The problem -
Below are some records. How many of their lines contain the string "label"? Give the number only.

Stored data entries
┄┄┄┄┄┄
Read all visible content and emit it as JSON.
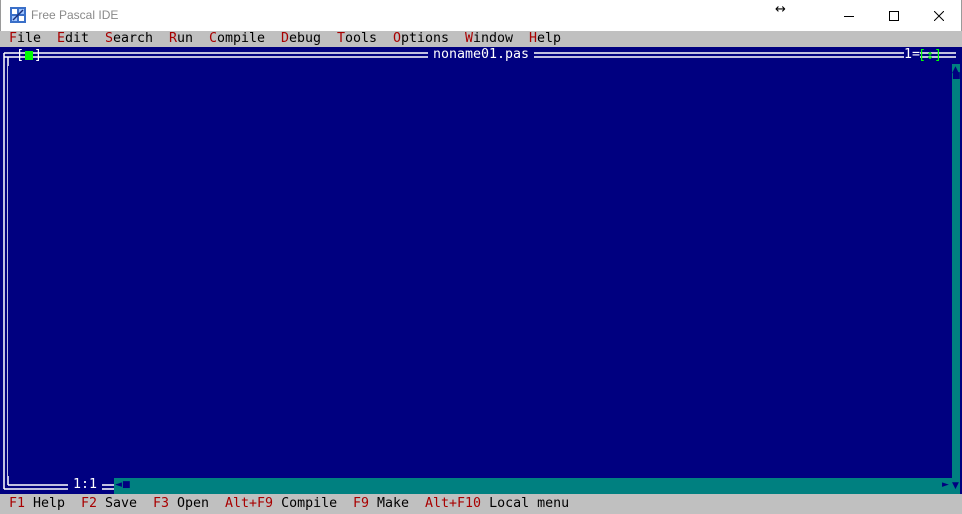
{
  "window": {
    "title": "Free Pascal IDE",
    "resize_cursor_glyph": "↔",
    "icons": [
      "app-icon",
      "minimize-icon",
      "maximize-icon",
      "close-icon"
    ]
  },
  "menubar": {
    "items": [
      {
        "hot": "F",
        "rest": "ile"
      },
      {
        "hot": "E",
        "rest": "dit"
      },
      {
        "hot": "S",
        "rest": "earch"
      },
      {
        "hot": "R",
        "rest": "un"
      },
      {
        "hot": "C",
        "rest": "ompile"
      },
      {
        "hot": "D",
        "rest": "ebug"
      },
      {
        "hot": "T",
        "rest": "ools"
      },
      {
        "hot": "O",
        "rest": "ptions"
      },
      {
        "hot": "W",
        "rest": "indow"
      },
      {
        "hot": "H",
        "rest": "elp"
      }
    ]
  },
  "editor": {
    "filename": "noname01.pas",
    "window_number": "1=",
    "close_box_left": "[",
    "close_box_right": "]",
    "zoom_box": "[↕]",
    "cursor_position": "1:1"
  },
  "statusbar": {
    "items": [
      {
        "key": "F1",
        "label": "Help"
      },
      {
        "key": "F2",
        "label": "Save"
      },
      {
        "key": "F3",
        "label": "Open"
      },
      {
        "key": "Alt+F9",
        "label": "Compile"
      },
      {
        "key": "F9",
        "label": "Make"
      },
      {
        "key": "Alt+F10",
        "label": "Local menu"
      }
    ]
  },
  "colors": {
    "desktop": "#000080",
    "menu_bg": "#c0c0c0",
    "hotkey": "#a80000",
    "frame": "#ffffff",
    "scrollbar": "#008080",
    "close_box": "#00ff00"
  }
}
┄┄┄┄┄┄
Solution to this exercise -
6